▶ _Tugas yang Dikerjakan_
#1 Tuliskan semua judul kitab yang dirujuk dengan kata "lihat" dalam teks tentang hukum waris, masing-masing satu kali saja.
#2 Ambil secara persis bagian teks tentang hukum waris mulai dari "Adapun pembunuh secara" terus ke bawah sampai "tidak . Lihat Sunan Tirmidzi (3/288).".

──────── Kutipan Teks ────────

Selanjutnya beliau berkata : Jika dia tidak berhak memiliki, maka tidak berhak mewarisi, sebab bila dia mewarisi, maka akan beralih kepemilikannya kepada pemiliknya. [Lihat Tashilul Fara’id : 21]

2. Al-Qatil Atau Membunuh Orang Yang Akan Mewariskan
Bila ada orang yang berhak menerima waris, tetapi orang itu membunuh orang yang akan mewariskan, misalnya ada anak yang tidak sabar menanti warisan ayahnya, sehingga ia membunuh ayahnya, maka anak tersebut tidak berhak mengambil pusaka ayahnya. Untuk lebih jelasnya, lihat Muhtashar Al-Fiqhul Islami, hal. 774 oleh Muhammad bin Ibrahim At-Tuwajiri.

Dalilnya, Abu Hurairah Radhiyallahu ‘anhu berkata, Rasulullah Shallallahu ‘alaihi wa sallam bersabda.

الْقَاتِلُ لاَيَرِثُ

“Pembunuh tidaklah memperoleh harta waris” [Hadits Riwayat Tirmidzi 3/288, Ibnu Majah 2/883, Hadits Shahih Lihat Al-Irwa’, hal. 1672]

Adapun pembunuh secara tidak sengaja, maka menurut Imam Malik, dia tetap mendapat harta waris. Lihat Sunan Tirmidzi (3/288). Sedangkan jumhur ulama berpendapat, pembunuh tidak mendapat harta waris, baik dengan sengaja atau tidak . Lihat Sunan Tirmidzi (3/288).

Jalan tengah dari dua pendapat yang berbeda ini, Syaikh Al-Allamah Muhammad bin Shalih Al-Utsaimin berkata : “Pembunuhan yang disengaja tidak berdosa apabila pembunuhan itu seperti membunuh perampok (walaupun itu ahli waris), maka membunuh perampok (walaupun itu ahli waris), maka tidaklah menghalangi pembunuhnya mendapatkan harta waris dari yang dibunuh., karena tujuannya untuk membela diri. Demikian juga, misalnya pembunuhan yang disebabkan karena mengobati atau semisalnya, maka tidaklah menghalangi orang itu untuk mendapatkan harta waris, selagi dia diizinkan untuk mengobati dan berhati-hati”. Lihat Tashilul Fara’id, hal. 21-22

3. Ikhtilaffud Din Atau Berlainan Agama Dan Murtad
Ahli waris lain agama, misalnya yang meninggal dunia orang Yahudi, sedangkan ahli warisnya Muslim, maka ahli waris yang Muslim tersebut tidak boleh mewarisi hartanya. Dan demikian juga sebaliknya.

──────── Baris yang Diberikan ────────

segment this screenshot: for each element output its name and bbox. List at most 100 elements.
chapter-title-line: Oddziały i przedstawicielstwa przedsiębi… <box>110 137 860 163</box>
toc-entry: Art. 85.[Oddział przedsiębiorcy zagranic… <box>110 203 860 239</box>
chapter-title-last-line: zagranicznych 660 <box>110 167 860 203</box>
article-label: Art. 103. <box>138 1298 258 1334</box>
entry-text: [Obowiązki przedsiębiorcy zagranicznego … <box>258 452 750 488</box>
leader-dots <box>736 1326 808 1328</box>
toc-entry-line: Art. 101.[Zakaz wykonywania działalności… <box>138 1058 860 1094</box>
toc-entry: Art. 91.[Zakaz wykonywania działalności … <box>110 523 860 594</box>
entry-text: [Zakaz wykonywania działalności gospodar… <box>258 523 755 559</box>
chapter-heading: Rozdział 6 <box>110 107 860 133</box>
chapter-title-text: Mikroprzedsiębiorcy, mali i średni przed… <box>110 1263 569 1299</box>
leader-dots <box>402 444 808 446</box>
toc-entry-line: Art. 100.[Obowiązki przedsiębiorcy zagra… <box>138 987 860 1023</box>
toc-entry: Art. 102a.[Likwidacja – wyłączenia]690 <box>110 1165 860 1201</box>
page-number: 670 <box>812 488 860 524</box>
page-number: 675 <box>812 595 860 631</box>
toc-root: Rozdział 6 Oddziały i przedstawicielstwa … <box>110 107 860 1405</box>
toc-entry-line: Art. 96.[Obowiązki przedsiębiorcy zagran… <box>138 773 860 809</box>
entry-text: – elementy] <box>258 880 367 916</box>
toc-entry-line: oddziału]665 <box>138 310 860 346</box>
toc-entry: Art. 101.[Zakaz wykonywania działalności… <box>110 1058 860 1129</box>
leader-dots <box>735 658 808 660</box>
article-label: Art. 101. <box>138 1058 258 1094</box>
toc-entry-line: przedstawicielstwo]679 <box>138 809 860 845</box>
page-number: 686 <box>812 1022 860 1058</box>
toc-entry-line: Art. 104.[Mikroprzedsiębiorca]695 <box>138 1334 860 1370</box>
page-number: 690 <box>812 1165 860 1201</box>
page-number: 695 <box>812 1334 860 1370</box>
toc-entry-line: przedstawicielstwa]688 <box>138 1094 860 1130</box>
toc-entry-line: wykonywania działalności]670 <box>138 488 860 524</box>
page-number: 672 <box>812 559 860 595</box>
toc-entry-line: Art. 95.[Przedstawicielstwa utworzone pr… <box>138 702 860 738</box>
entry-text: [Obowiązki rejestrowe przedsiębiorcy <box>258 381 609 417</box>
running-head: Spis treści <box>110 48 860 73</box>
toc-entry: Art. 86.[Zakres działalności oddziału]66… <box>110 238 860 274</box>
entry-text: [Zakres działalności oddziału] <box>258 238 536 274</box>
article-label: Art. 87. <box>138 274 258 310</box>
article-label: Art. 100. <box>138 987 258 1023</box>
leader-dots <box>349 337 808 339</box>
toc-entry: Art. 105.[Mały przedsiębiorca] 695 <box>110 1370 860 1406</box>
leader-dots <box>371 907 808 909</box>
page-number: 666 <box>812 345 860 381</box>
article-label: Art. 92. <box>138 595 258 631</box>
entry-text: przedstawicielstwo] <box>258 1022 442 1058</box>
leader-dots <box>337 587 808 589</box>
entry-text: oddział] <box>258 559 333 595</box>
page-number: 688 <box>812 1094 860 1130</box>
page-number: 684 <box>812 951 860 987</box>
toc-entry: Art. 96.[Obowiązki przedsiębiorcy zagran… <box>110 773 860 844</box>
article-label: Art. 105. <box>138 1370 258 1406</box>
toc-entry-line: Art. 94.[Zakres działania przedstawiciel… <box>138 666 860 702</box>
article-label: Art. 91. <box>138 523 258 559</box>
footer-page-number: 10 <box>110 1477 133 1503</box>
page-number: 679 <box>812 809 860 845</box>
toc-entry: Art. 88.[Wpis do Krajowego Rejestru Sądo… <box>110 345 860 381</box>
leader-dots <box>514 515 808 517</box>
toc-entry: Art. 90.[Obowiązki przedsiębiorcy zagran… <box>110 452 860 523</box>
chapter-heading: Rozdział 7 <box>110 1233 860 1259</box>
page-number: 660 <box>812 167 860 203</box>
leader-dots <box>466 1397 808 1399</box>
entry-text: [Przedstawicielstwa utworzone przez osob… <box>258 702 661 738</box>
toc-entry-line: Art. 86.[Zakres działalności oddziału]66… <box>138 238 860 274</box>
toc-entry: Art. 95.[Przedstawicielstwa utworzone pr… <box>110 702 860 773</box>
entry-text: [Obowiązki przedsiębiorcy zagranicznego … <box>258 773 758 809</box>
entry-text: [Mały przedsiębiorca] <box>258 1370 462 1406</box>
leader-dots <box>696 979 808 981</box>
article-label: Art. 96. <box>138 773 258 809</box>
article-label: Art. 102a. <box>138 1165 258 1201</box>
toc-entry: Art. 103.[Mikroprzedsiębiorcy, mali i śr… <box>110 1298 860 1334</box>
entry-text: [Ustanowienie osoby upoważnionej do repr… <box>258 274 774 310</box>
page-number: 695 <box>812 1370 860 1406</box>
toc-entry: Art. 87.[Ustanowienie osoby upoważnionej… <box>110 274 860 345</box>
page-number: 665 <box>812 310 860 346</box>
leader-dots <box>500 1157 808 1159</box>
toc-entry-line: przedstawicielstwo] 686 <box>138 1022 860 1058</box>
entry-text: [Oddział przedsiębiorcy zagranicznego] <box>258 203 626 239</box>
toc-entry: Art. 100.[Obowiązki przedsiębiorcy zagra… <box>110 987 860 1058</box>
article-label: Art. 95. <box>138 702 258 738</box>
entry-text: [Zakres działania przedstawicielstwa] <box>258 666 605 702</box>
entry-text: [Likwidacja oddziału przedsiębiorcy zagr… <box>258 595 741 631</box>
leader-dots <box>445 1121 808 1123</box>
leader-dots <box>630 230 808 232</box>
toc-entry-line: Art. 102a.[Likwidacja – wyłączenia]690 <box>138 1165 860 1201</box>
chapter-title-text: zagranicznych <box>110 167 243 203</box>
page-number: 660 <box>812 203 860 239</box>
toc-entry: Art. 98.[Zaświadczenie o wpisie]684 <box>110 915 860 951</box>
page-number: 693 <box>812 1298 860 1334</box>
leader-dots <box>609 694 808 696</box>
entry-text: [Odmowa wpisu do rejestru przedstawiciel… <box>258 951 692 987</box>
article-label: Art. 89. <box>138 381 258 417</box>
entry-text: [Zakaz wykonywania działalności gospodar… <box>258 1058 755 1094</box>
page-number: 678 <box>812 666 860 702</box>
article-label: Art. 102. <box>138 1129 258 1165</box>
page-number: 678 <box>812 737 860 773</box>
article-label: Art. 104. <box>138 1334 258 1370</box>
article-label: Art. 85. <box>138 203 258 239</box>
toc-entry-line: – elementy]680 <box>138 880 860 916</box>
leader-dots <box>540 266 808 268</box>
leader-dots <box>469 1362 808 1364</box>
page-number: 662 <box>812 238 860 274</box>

────────

▶ _Daftar Jawaban_
#1
Tashilul Fara'id
Muhtashar Al-Fiqhul Islami
Al-Irwa'
Sunan Tirmidzi

#2
Adapun pembunuh secara tidak sengaja, maka menurut Imam Malik, dia tetap mendapat harta waris. Lihat Sunan Tirmidzi (3/288). Sedangkan jumhur ulama berpendapat, pembunuh tidak mendapat harta waris, baik dengan sengaja atau tidak . Lihat Sunan Tirmidzi (3/288).